Given problem
Copy every record below exactly as written, but leave out the pictures.
──────────
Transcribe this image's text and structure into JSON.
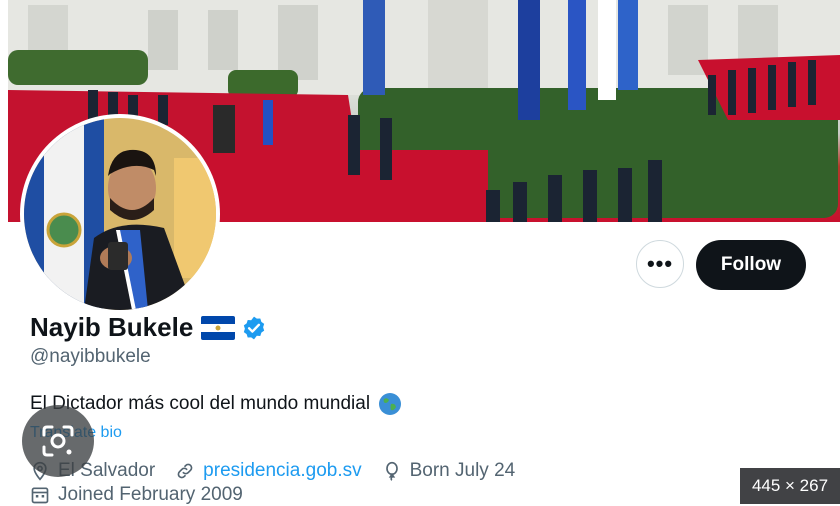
{
  "profile": {
    "name": "Nayib Bukele",
    "handle": "@nayibbukele",
    "bio": "El Dictador más cool del mundo mundial",
    "translate_label": "Translate bio",
    "location": "El Salvador",
    "website": "presidencia.gob.sv",
    "birthday": "Born July 24",
    "joined": "Joined February 2009"
  },
  "actions": {
    "more_label": "•••",
    "follow_label": "Follow"
  },
  "overlay": {
    "size_badge": "445 × 267"
  },
  "icons": {
    "flag": "el-salvador-flag-icon",
    "verified": "verified-badge-icon",
    "globe": "globe-icon",
    "location": "location-pin-icon",
    "link": "link-icon",
    "birthday": "balloon-icon",
    "joined": "calendar-icon",
    "lens": "google-lens-icon"
  },
  "colors": {
    "text_primary": "#0f1419",
    "text_secondary": "#536471",
    "link": "#1d9bf0",
    "follow_bg": "#0f1419",
    "verified": "#1d9bf0",
    "flag_blue": "#0047ab"
  }
}
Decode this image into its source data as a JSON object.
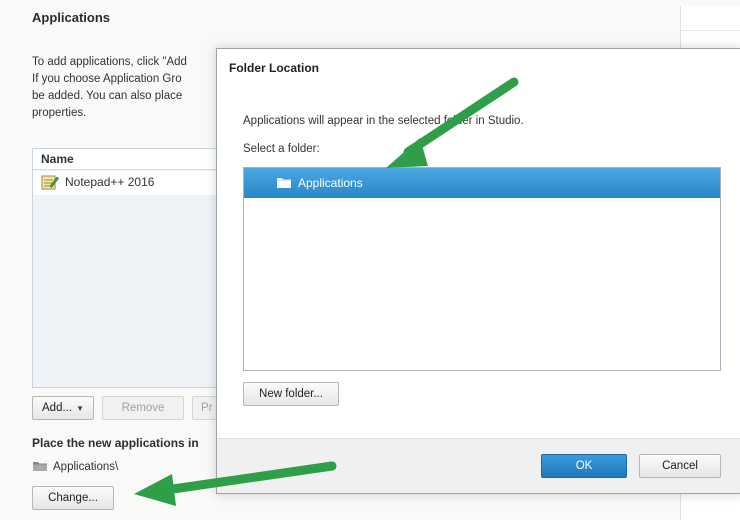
{
  "background": {
    "heading": "Applications",
    "description_lines": [
      "To add applications, click \"Add",
      "If you choose Application Gro",
      "be added. You can also place",
      "properties."
    ],
    "list": {
      "column_header": "Name",
      "items": [
        {
          "label": "Notepad++ 2016",
          "icon": "application-icon"
        }
      ]
    },
    "buttons": {
      "add": "Add...",
      "remove": "Remove",
      "partial": "Pr"
    },
    "place_label": "Place the new applications in",
    "current_folder": "Applications\\",
    "change_button": "Change..."
  },
  "dialog": {
    "title": "Folder Location",
    "info": "Applications will appear in the selected folder in Studio.",
    "select_label": "Select a folder:",
    "folders": [
      {
        "label": "Applications",
        "icon": "folder-icon",
        "selected": true
      }
    ],
    "new_folder_button": "New folder...",
    "ok_button": "OK",
    "cancel_button": "Cancel"
  },
  "colors": {
    "selection": "#2a86c8",
    "annotation_arrow": "#2e9e48",
    "primary_button": "#1f78bd"
  }
}
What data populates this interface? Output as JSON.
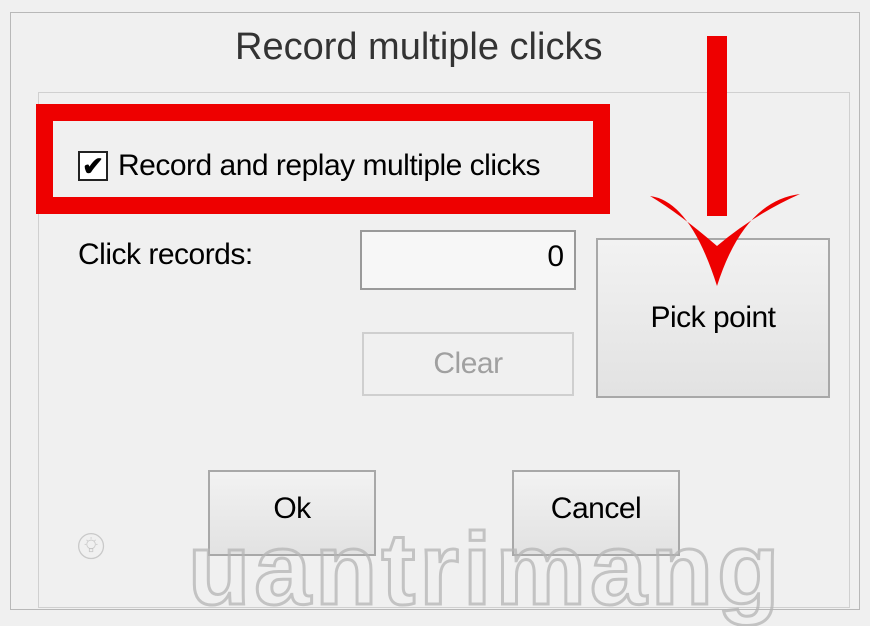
──────────
Output for this task
Transcribe this image's text and structure into JSON.
{
  "profile": {
    "name": "Nayib Bukele",
    "handle": "@nayibbukele",
    "bio": "El Dictador más cool del mundo mundial",
    "translate_label": "Translate bio",
    "location": "El Salvador",
    "website": "presidencia.gob.sv",
    "birthday": "Born July 24",
    "joined": "Joined February 2009"
  },
  "actions": {
    "more_label": "•••",
    "follow_label": "Follow"
  },
  "overlay": {
    "size_badge": "445 × 267"
  },
  "icons": {
    "flag": "el-salvador-flag-icon",
    "verified": "verified-badge-icon",
    "globe": "globe-icon",
    "location": "location-pin-icon",
    "link": "link-icon",
    "birthday": "balloon-icon",
    "joined": "calendar-icon",
    "lens": "google-lens-icon"
  },
  "colors": {
    "text_primary": "#0f1419",
    "text_secondary": "#536471",
    "link": "#1d9bf0",
    "follow_bg": "#0f1419",
    "verified": "#1d9bf0",
    "flag_blue": "#0047ab"
  }
}
Decode this image into its source data as a JSON object.
{
  "background": {
    "heading": "Applications",
    "description_lines": [
      "To add applications, click \"Add",
      "If you choose Application Gro",
      "be added. You can also place",
      "properties."
    ],
    "list": {
      "column_header": "Name",
      "items": [
        {
          "label": "Notepad++ 2016",
          "icon": "application-icon"
        }
      ]
    },
    "buttons": {
      "add": "Add...",
      "remove": "Remove",
      "partial": "Pr"
    },
    "place_label": "Place the new applications in",
    "current_folder": "Applications\\",
    "change_button": "Change..."
  },
  "dialog": {
    "title": "Folder Location",
    "info": "Applications will appear in the selected folder in Studio.",
    "select_label": "Select a folder:",
    "folders": [
      {
        "label": "Applications",
        "icon": "folder-icon",
        "selected": true
      }
    ],
    "new_folder_button": "New folder...",
    "ok_button": "OK",
    "cancel_button": "Cancel"
  },
  "colors": {
    "selection": "#2a86c8",
    "annotation_arrow": "#2e9e48",
    "primary_button": "#1f78bd"
  }
}
What data populates this interface? Output as JSON.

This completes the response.